# start of Passage to read
Sent from my iPhone using Tapatalk


----------



## steneni (Sep 18, 2011)

I had similar problems with my three Tivo's repeatedly dropping some premium channels. I am a Comcast customer. I had to keep calling to get the cable cards resync'd. I finally escalated it to what Comcast call their tier-3 tech support and the service rep found inconsistencies in my account configuration on their end. It was not a h/w issue but their system bouncing me due to these account errors. Any others suffering this issue might want to try a similar account check with Comcast. Since it was corrected all has been good and no recurrent channel drops.


----------



## billbillw (Aug 15, 2005)

Still no resolution. I didn't have the time to swap cablecards last week. I did post this at Xfinity's help forum as mentioned above. No response yet.


----------



## slowbiscuit (Sep 19, 2006)
# end of Passage to read
# start of Source data
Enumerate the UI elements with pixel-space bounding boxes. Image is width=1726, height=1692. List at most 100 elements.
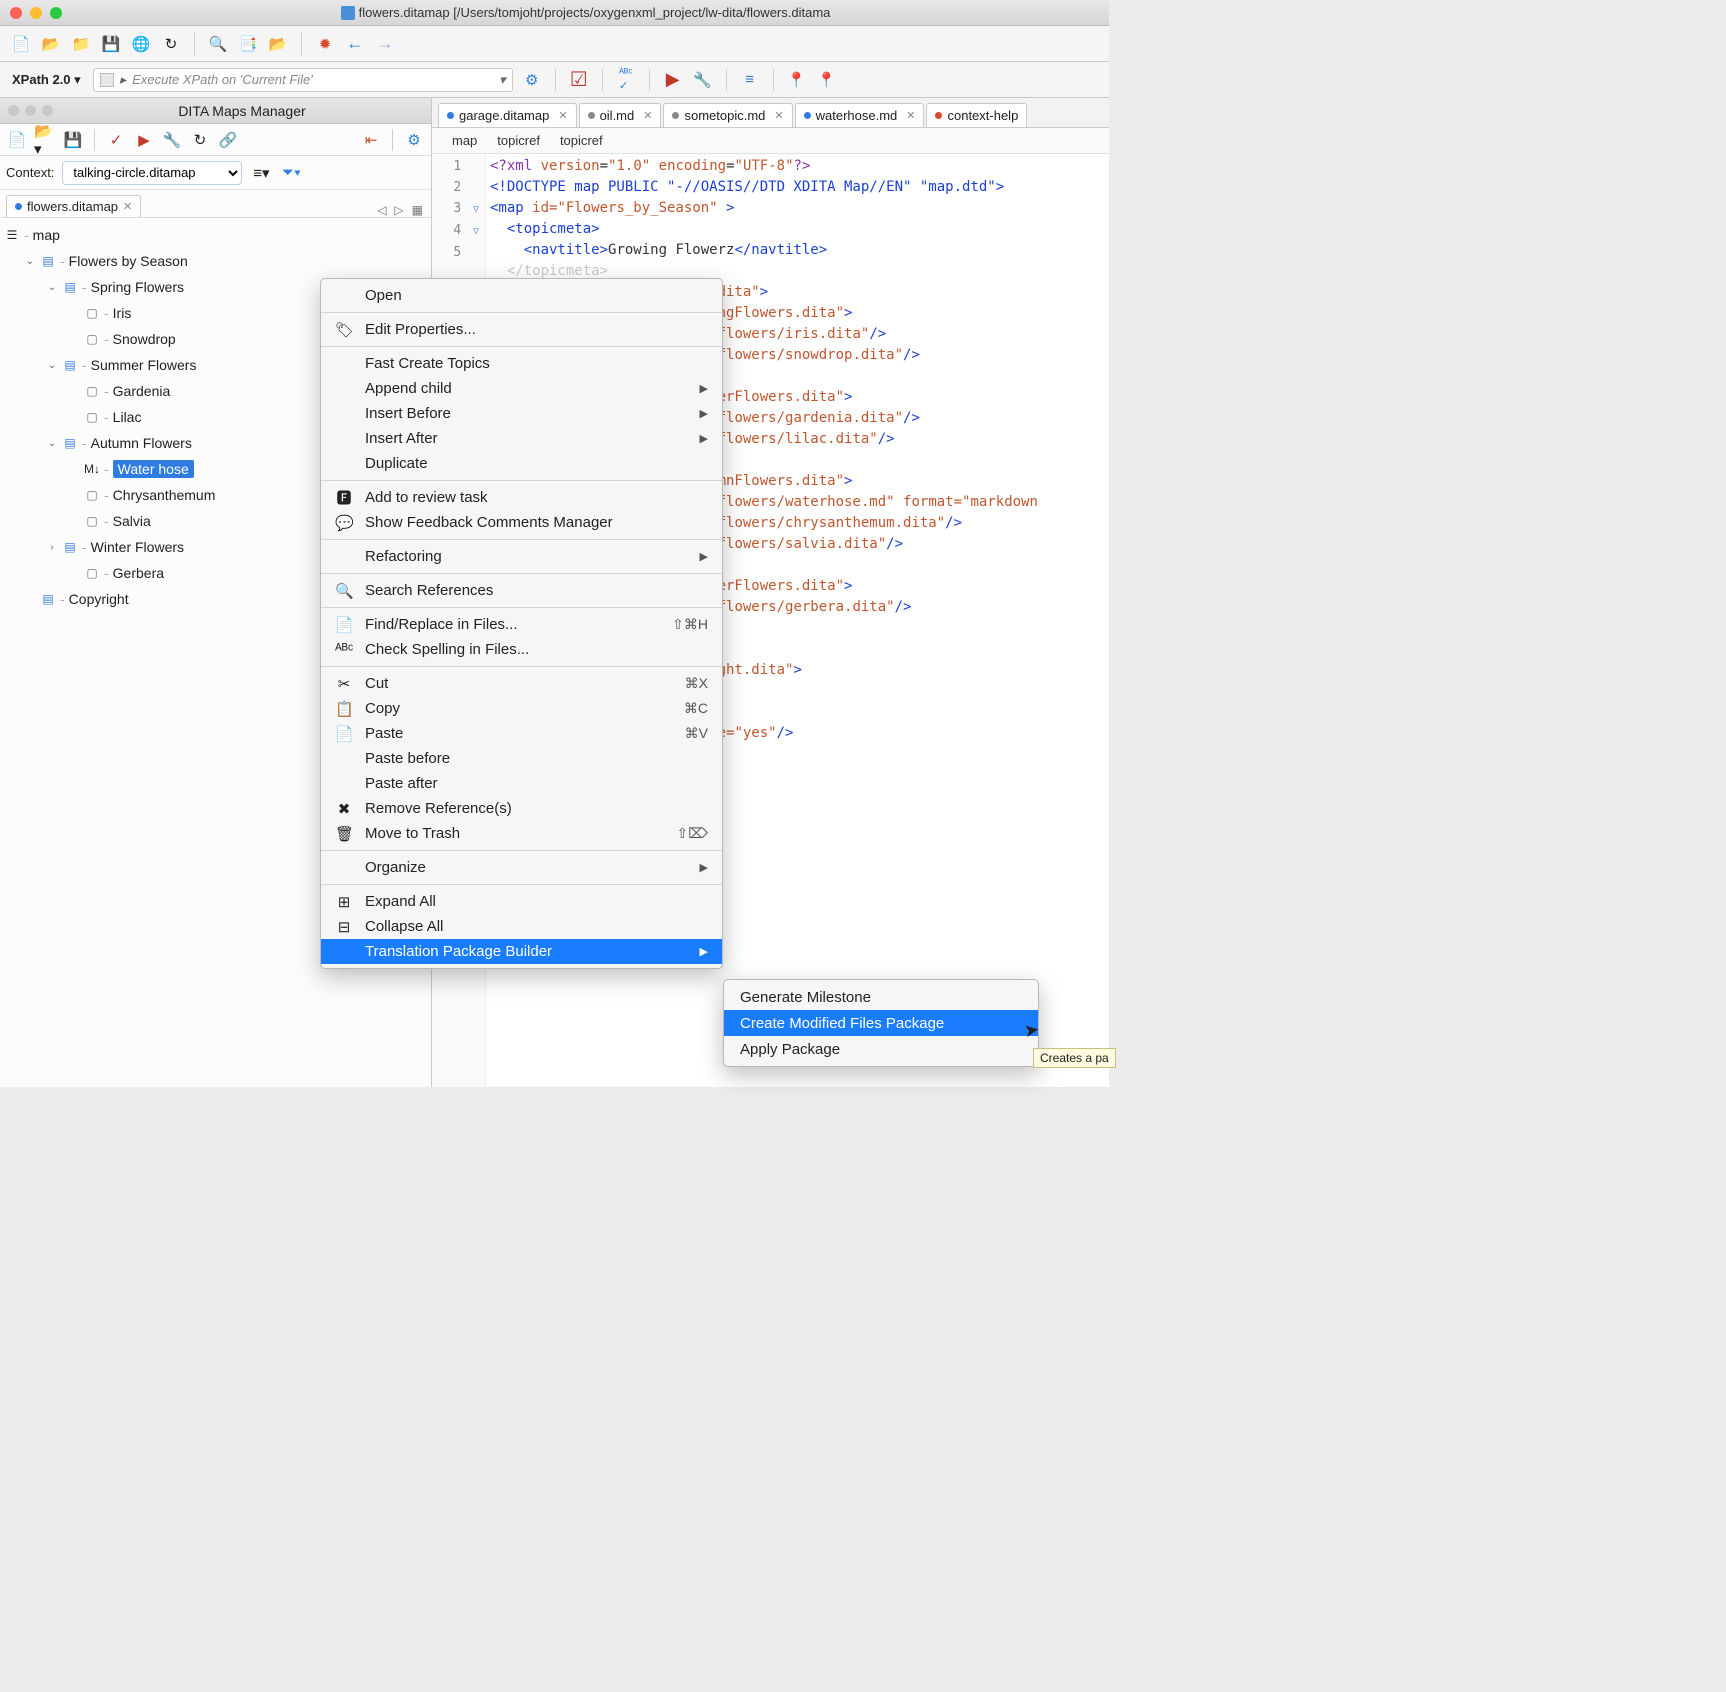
# end of Source data
• **What you will do**:
A. In the forum thread, what did the Comcast tier-3 service rep find that was causing the channel drops?
B. Reproduce the portion of the forum thread between "I had similar" and "No response yet.", inclusive.

• **Exercise responses**:
A. Inconsistencies in the account configuration on Comcast's end.

B.
I had similar problems with my three Tivo's repeatedly dropping some premium channels. I am a Comcast customer. I had to keep calling to get the cable cards resync'd. I finally escalated it to what Comcast call their tier-3 tech support and the service rep found inconsistencies in my account configuration on their end. It was not a h/w issue but their system bouncing me due to these account errors. Any others suffering this issue might want to try a similar account check with Comcast. Since it was corrected all has been good and no recurrent channel drops.


----------



## billbillw (Aug 15, 2005)

Still no resolution. I didn't have the time to swap cablecards last week. I did post this at Xfinity's help forum as mentioned above. No response yet.